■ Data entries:
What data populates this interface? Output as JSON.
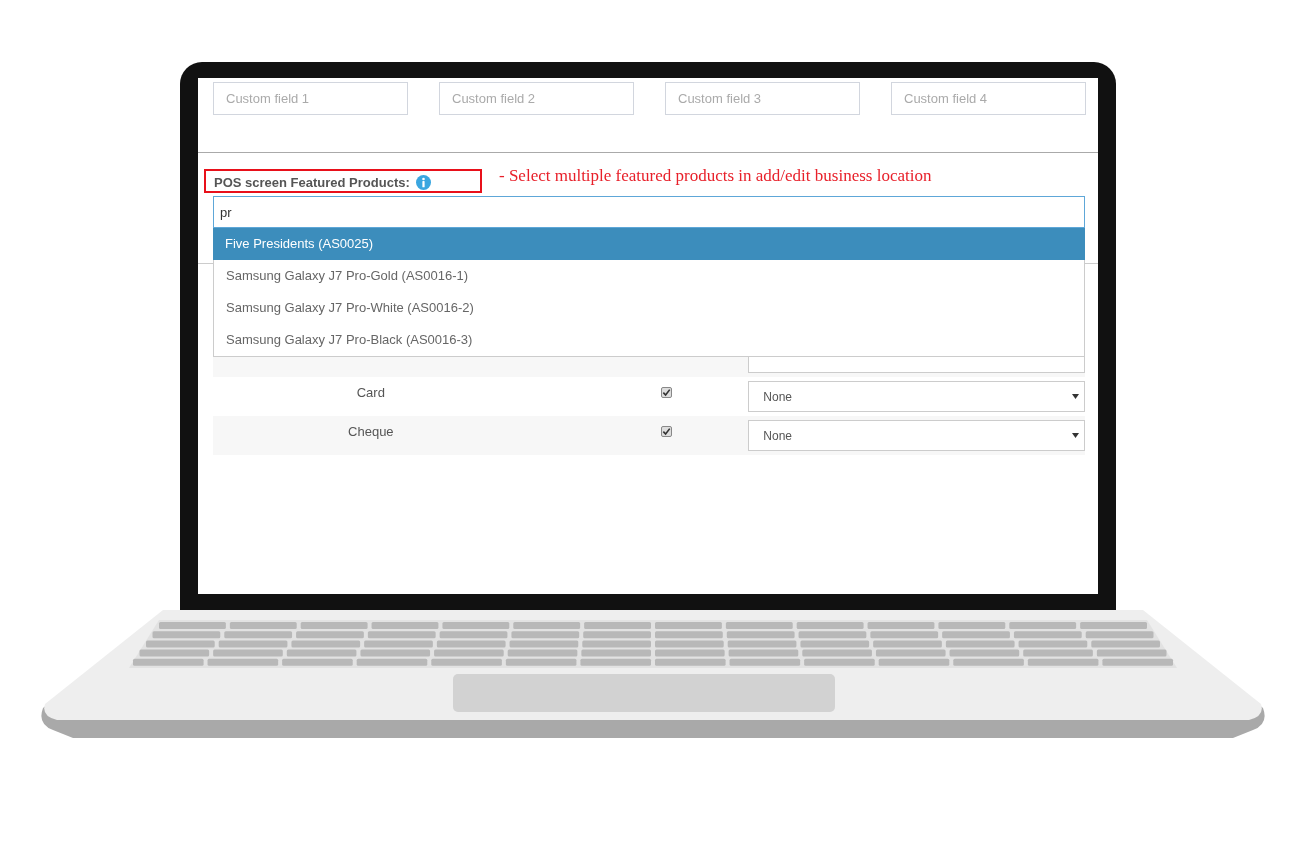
{
  "custom_fields": [
    {
      "placeholder": "Custom field 1"
    },
    {
      "placeholder": "Custom field 2"
    },
    {
      "placeholder": "Custom field 3"
    },
    {
      "placeholder": "Custom field 4"
    }
  ],
  "featured_products": {
    "label": "POS screen Featured Products:",
    "highlighted": true,
    "annotation": "- Select multiple featured products in add/edit business location",
    "search": {
      "value": "pr"
    },
    "options": [
      {
        "label": "Five Presidents (AS0025)",
        "selected": true
      },
      {
        "label": "Samsung Galaxy J7 Pro-Gold (AS0016-1)",
        "selected": false
      },
      {
        "label": "Samsung Galaxy J7 Pro-White (AS0016-2)",
        "selected": false
      },
      {
        "label": "Samsung Galaxy J7 Pro-Black (AS0016-3)",
        "selected": false
      }
    ]
  },
  "payment_rows": [
    {
      "method": "Card",
      "checked": true,
      "account": "None"
    },
    {
      "method": "Cheque",
      "checked": true,
      "account": "None"
    }
  ]
}
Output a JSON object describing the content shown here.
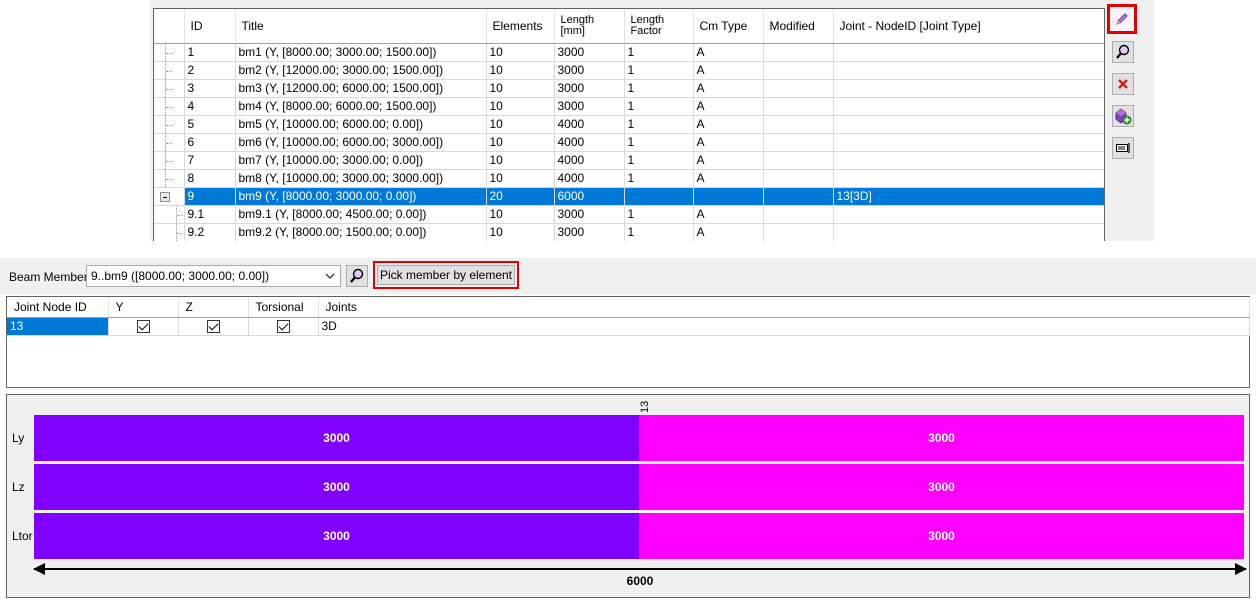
{
  "grid": {
    "columns": [
      "ID",
      "Title",
      "Elements",
      "Length\n[mm]",
      "Length\nFactor",
      "Cm Type",
      "Modified",
      "Joint - NodeID [Joint Type]"
    ],
    "column_length_lines": [
      "Length",
      "[mm]"
    ],
    "column_factor_lines": [
      "Length",
      "Factor"
    ],
    "rows": [
      {
        "id": "1",
        "title": "bm1 (Y, [8000.00; 3000.00; 1500.00])",
        "elements": "10",
        "length": "3000",
        "factor": "1",
        "cm": "A",
        "modified": "",
        "joint": ""
      },
      {
        "id": "2",
        "title": "bm2 (Y, [12000.00; 3000.00; 1500.00])",
        "elements": "10",
        "length": "3000",
        "factor": "1",
        "cm": "A",
        "modified": "",
        "joint": ""
      },
      {
        "id": "3",
        "title": "bm3 (Y, [12000.00; 6000.00; 1500.00])",
        "elements": "10",
        "length": "3000",
        "factor": "1",
        "cm": "A",
        "modified": "",
        "joint": ""
      },
      {
        "id": "4",
        "title": "bm4 (Y, [8000.00; 6000.00; 1500.00])",
        "elements": "10",
        "length": "3000",
        "factor": "1",
        "cm": "A",
        "modified": "",
        "joint": ""
      },
      {
        "id": "5",
        "title": "bm5 (Y, [10000.00; 6000.00; 0.00])",
        "elements": "10",
        "length": "4000",
        "factor": "1",
        "cm": "A",
        "modified": "",
        "joint": ""
      },
      {
        "id": "6",
        "title": "bm6 (Y, [10000.00; 6000.00; 3000.00])",
        "elements": "10",
        "length": "4000",
        "factor": "1",
        "cm": "A",
        "modified": "",
        "joint": ""
      },
      {
        "id": "7",
        "title": "bm7 (Y, [10000.00; 3000.00; 0.00])",
        "elements": "10",
        "length": "4000",
        "factor": "1",
        "cm": "A",
        "modified": "",
        "joint": ""
      },
      {
        "id": "8",
        "title": "bm8 (Y, [10000.00; 3000.00; 3000.00])",
        "elements": "10",
        "length": "4000",
        "factor": "1",
        "cm": "A",
        "modified": "",
        "joint": ""
      },
      {
        "id": "9",
        "title": "bm9 (Y, [8000.00; 3000.00; 0.00])",
        "elements": "20",
        "length": "6000",
        "factor": "",
        "cm": "",
        "modified": "",
        "joint": "13[3D]"
      },
      {
        "id": "9.1",
        "title": "bm9.1 (Y, [8000.00; 4500.00; 0.00])",
        "elements": "10",
        "length": "3000",
        "factor": "1",
        "cm": "A",
        "modified": "",
        "joint": ""
      },
      {
        "id": "9.2",
        "title": "bm9.2 (Y, [8000.00; 1500.00; 0.00])",
        "elements": "10",
        "length": "3000",
        "factor": "1",
        "cm": "A",
        "modified": "",
        "joint": ""
      }
    ]
  },
  "toolbar": {
    "icons": [
      "pencil-icon",
      "magnifier-icon",
      "delete-icon",
      "add-member-icon",
      "properties-icon"
    ]
  },
  "member": {
    "label": "Beam Member",
    "selected": "9..bm9 ([8000.00; 3000.00; 0.00])",
    "pick_label": "Pick member by element"
  },
  "joints": {
    "columns": [
      "Joint Node ID",
      "Y",
      "Z",
      "Torsional",
      "Joints"
    ],
    "rows": [
      {
        "node": "13",
        "y": true,
        "z": true,
        "torsional": true,
        "joints": "3D"
      }
    ]
  },
  "diagram": {
    "node_label": "13",
    "rows": [
      {
        "label": "Ly",
        "segments": [
          "3000",
          "3000"
        ]
      },
      {
        "label": "Lz",
        "segments": [
          "3000",
          "3000"
        ]
      },
      {
        "label": "Ltor",
        "segments": [
          "3000",
          "3000"
        ]
      }
    ],
    "total": "6000",
    "colors": {
      "segment_left": "#7f00ff",
      "segment_right": "#ff00ff"
    }
  },
  "colors": {
    "selection": "#0078d7",
    "highlight_border": "#e00000"
  }
}
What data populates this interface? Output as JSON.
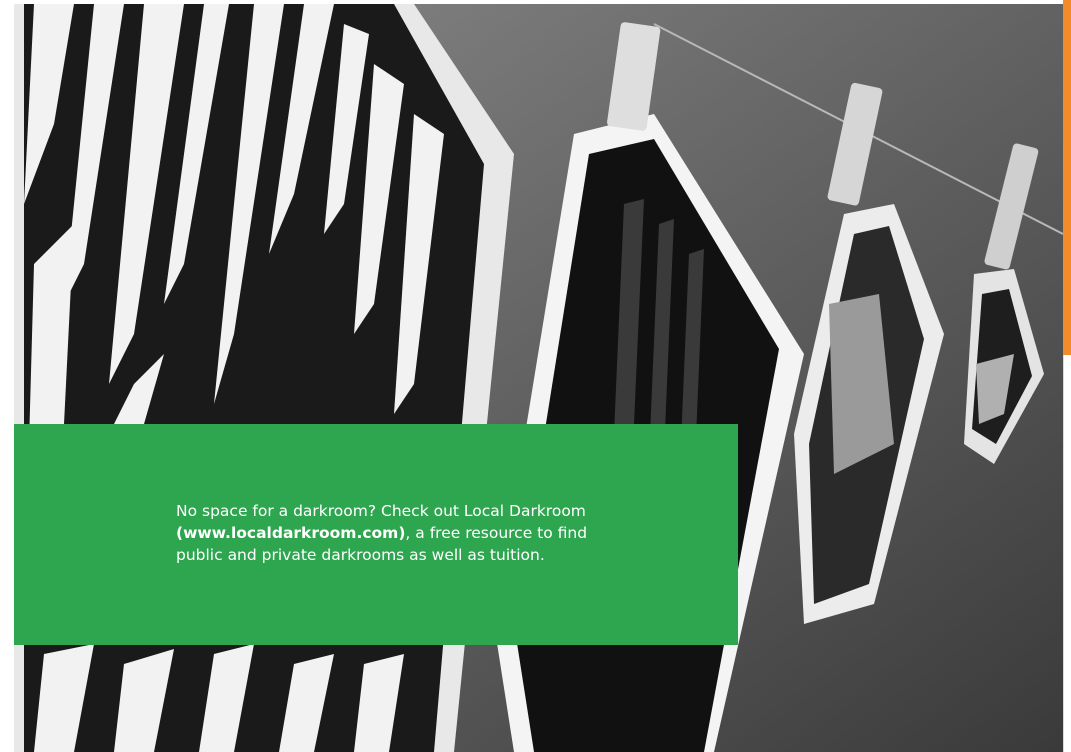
{
  "callout": {
    "text_before": "No space for a darkroom? Check out Local Darkroom ",
    "url": "(www.localdarkroom.com)",
    "text_after": ", a free resource to find public and private darkrooms as well as tuition."
  },
  "colors": {
    "callout_background": "#2ea64f",
    "accent_bar": "#f28c28",
    "text": "#ffffff"
  }
}
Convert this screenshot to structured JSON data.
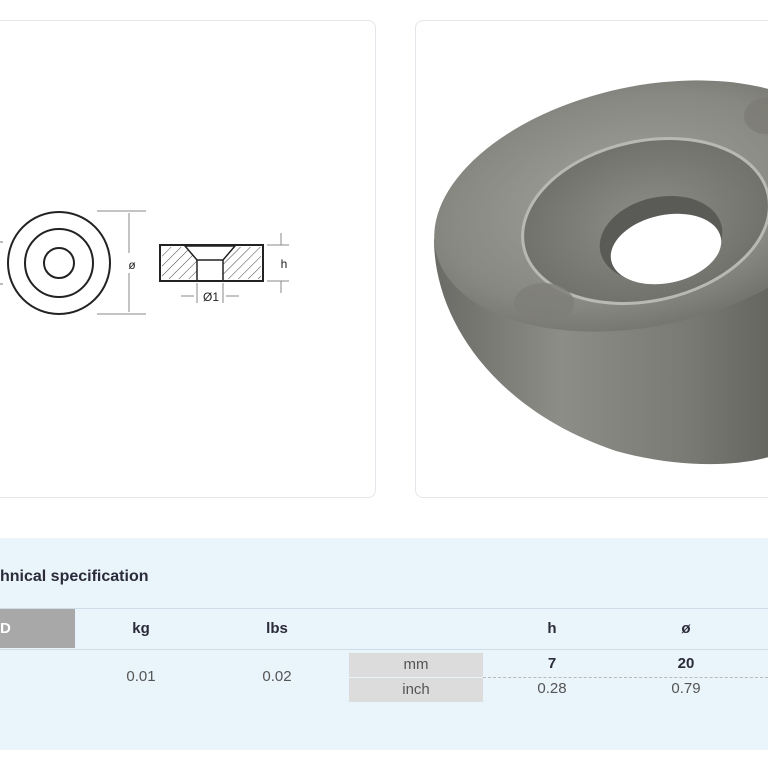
{
  "drawing": {
    "diameter_label": "ø",
    "height_label": "h",
    "inner_diameter_label": "Ø1"
  },
  "photo": {
    "alt": "zinc anode ring"
  },
  "specs": {
    "title": "hnical specification",
    "id_header": "D",
    "headers": {
      "kg": "kg",
      "lbs": "lbs",
      "h": "h",
      "diameter": "ø"
    },
    "weights": {
      "kg": "0.01",
      "lbs": "0.02"
    },
    "units": {
      "mm": "mm",
      "inch": "inch"
    },
    "mm_values": {
      "h": "7",
      "diameter": "20"
    },
    "inch_values": {
      "h": "0.28",
      "diameter": "0.79"
    }
  }
}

■ Goal: Repeat the data exactly in full, omitting its pictures.

■ Exercise answer:
What data populates this interface? Output as JSON.
{
  "custom_fields": [
    {
      "placeholder": "Custom field 1"
    },
    {
      "placeholder": "Custom field 2"
    },
    {
      "placeholder": "Custom field 3"
    },
    {
      "placeholder": "Custom field 4"
    }
  ],
  "featured_products": {
    "label": "POS screen Featured Products:",
    "highlighted": true,
    "annotation": "- Select multiple featured products in add/edit business location",
    "search": {
      "value": "pr"
    },
    "options": [
      {
        "label": "Five Presidents (AS0025)",
        "selected": true
      },
      {
        "label": "Samsung Galaxy J7 Pro-Gold (AS0016-1)",
        "selected": false
      },
      {
        "label": "Samsung Galaxy J7 Pro-White (AS0016-2)",
        "selected": false
      },
      {
        "label": "Samsung Galaxy J7 Pro-Black (AS0016-3)",
        "selected": false
      }
    ]
  },
  "payment_rows": [
    {
      "method": "Card",
      "checked": true,
      "account": "None"
    },
    {
      "method": "Cheque",
      "checked": true,
      "account": "None"
    }
  ]
}
Output a JSON object describing the content shown here.
{
  "grid": {
    "columns": [
      "ID",
      "Title",
      "Elements",
      "Length\n[mm]",
      "Length\nFactor",
      "Cm Type",
      "Modified",
      "Joint - NodeID [Joint Type]"
    ],
    "column_length_lines": [
      "Length",
      "[mm]"
    ],
    "column_factor_lines": [
      "Length",
      "Factor"
    ],
    "rows": [
      {
        "id": "1",
        "title": "bm1 (Y, [8000.00; 3000.00; 1500.00])",
        "elements": "10",
        "length": "3000",
        "factor": "1",
        "cm": "A",
        "modified": "",
        "joint": ""
      },
      {
        "id": "2",
        "title": "bm2 (Y, [12000.00; 3000.00; 1500.00])",
        "elements": "10",
        "length": "3000",
        "factor": "1",
        "cm": "A",
        "modified": "",
        "joint": ""
      },
      {
        "id": "3",
        "title": "bm3 (Y, [12000.00; 6000.00; 1500.00])",
        "elements": "10",
        "length": "3000",
        "factor": "1",
        "cm": "A",
        "modified": "",
        "joint": ""
      },
      {
        "id": "4",
        "title": "bm4 (Y, [8000.00; 6000.00; 1500.00])",
        "elements": "10",
        "length": "3000",
        "factor": "1",
        "cm": "A",
        "modified": "",
        "joint": ""
      },
      {
        "id": "5",
        "title": "bm5 (Y, [10000.00; 6000.00; 0.00])",
        "elements": "10",
        "length": "4000",
        "factor": "1",
        "cm": "A",
        "modified": "",
        "joint": ""
      },
      {
        "id": "6",
        "title": "bm6 (Y, [10000.00; 6000.00; 3000.00])",
        "elements": "10",
        "length": "4000",
        "factor": "1",
        "cm": "A",
        "modified": "",
        "joint": ""
      },
      {
        "id": "7",
        "title": "bm7 (Y, [10000.00; 3000.00; 0.00])",
        "elements": "10",
        "length": "4000",
        "factor": "1",
        "cm": "A",
        "modified": "",
        "joint": ""
      },
      {
        "id": "8",
        "title": "bm8 (Y, [10000.00; 3000.00; 3000.00])",
        "elements": "10",
        "length": "4000",
        "factor": "1",
        "cm": "A",
        "modified": "",
        "joint": ""
      },
      {
        "id": "9",
        "title": "bm9 (Y, [8000.00; 3000.00; 0.00])",
        "elements": "20",
        "length": "6000",
        "factor": "",
        "cm": "",
        "modified": "",
        "joint": "13[3D]"
      },
      {
        "id": "9.1",
        "title": "bm9.1 (Y, [8000.00; 4500.00; 0.00])",
        "elements": "10",
        "length": "3000",
        "factor": "1",
        "cm": "A",
        "modified": "",
        "joint": ""
      },
      {
        "id": "9.2",
        "title": "bm9.2 (Y, [8000.00; 1500.00; 0.00])",
        "elements": "10",
        "length": "3000",
        "factor": "1",
        "cm": "A",
        "modified": "",
        "joint": ""
      }
    ]
  },
  "toolbar": {
    "icons": [
      "pencil-icon",
      "magnifier-icon",
      "delete-icon",
      "add-member-icon",
      "properties-icon"
    ]
  },
  "member": {
    "label": "Beam Member",
    "selected": "9..bm9 ([8000.00; 3000.00; 0.00])",
    "pick_label": "Pick member by element"
  },
  "joints": {
    "columns": [
      "Joint Node ID",
      "Y",
      "Z",
      "Torsional",
      "Joints"
    ],
    "rows": [
      {
        "node": "13",
        "y": true,
        "z": true,
        "torsional": true,
        "joints": "3D"
      }
    ]
  },
  "diagram": {
    "node_label": "13",
    "rows": [
      {
        "label": "Ly",
        "segments": [
          "3000",
          "3000"
        ]
      },
      {
        "label": "Lz",
        "segments": [
          "3000",
          "3000"
        ]
      },
      {
        "label": "Ltor",
        "segments": [
          "3000",
          "3000"
        ]
      }
    ],
    "total": "6000",
    "colors": {
      "segment_left": "#7f00ff",
      "segment_right": "#ff00ff"
    }
  },
  "colors": {
    "selection": "#0078d7",
    "highlight_border": "#e00000"
  }
}
What data populates this interface? Output as JSON.
{
  "callout": {
    "text_before": "No space for a darkroom? Check out Local Darkroom ",
    "url": "(www.localdarkroom.com)",
    "text_after": ", a free resource to find public and private darkrooms as well as tuition."
  },
  "colors": {
    "callout_background": "#2ea64f",
    "accent_bar": "#f28c28",
    "text": "#ffffff"
  }
}
Convert this screenshot to structured JSON data.
{
  "drawing": {
    "diameter_label": "ø",
    "height_label": "h",
    "inner_diameter_label": "Ø1"
  },
  "photo": {
    "alt": "zinc anode ring"
  },
  "specs": {
    "title": "hnical specification",
    "id_header": "D",
    "headers": {
      "kg": "kg",
      "lbs": "lbs",
      "h": "h",
      "diameter": "ø"
    },
    "weights": {
      "kg": "0.01",
      "lbs": "0.02"
    },
    "units": {
      "mm": "mm",
      "inch": "inch"
    },
    "mm_values": {
      "h": "7",
      "diameter": "20"
    },
    "inch_values": {
      "h": "0.28",
      "diameter": "0.79"
    }
  }
}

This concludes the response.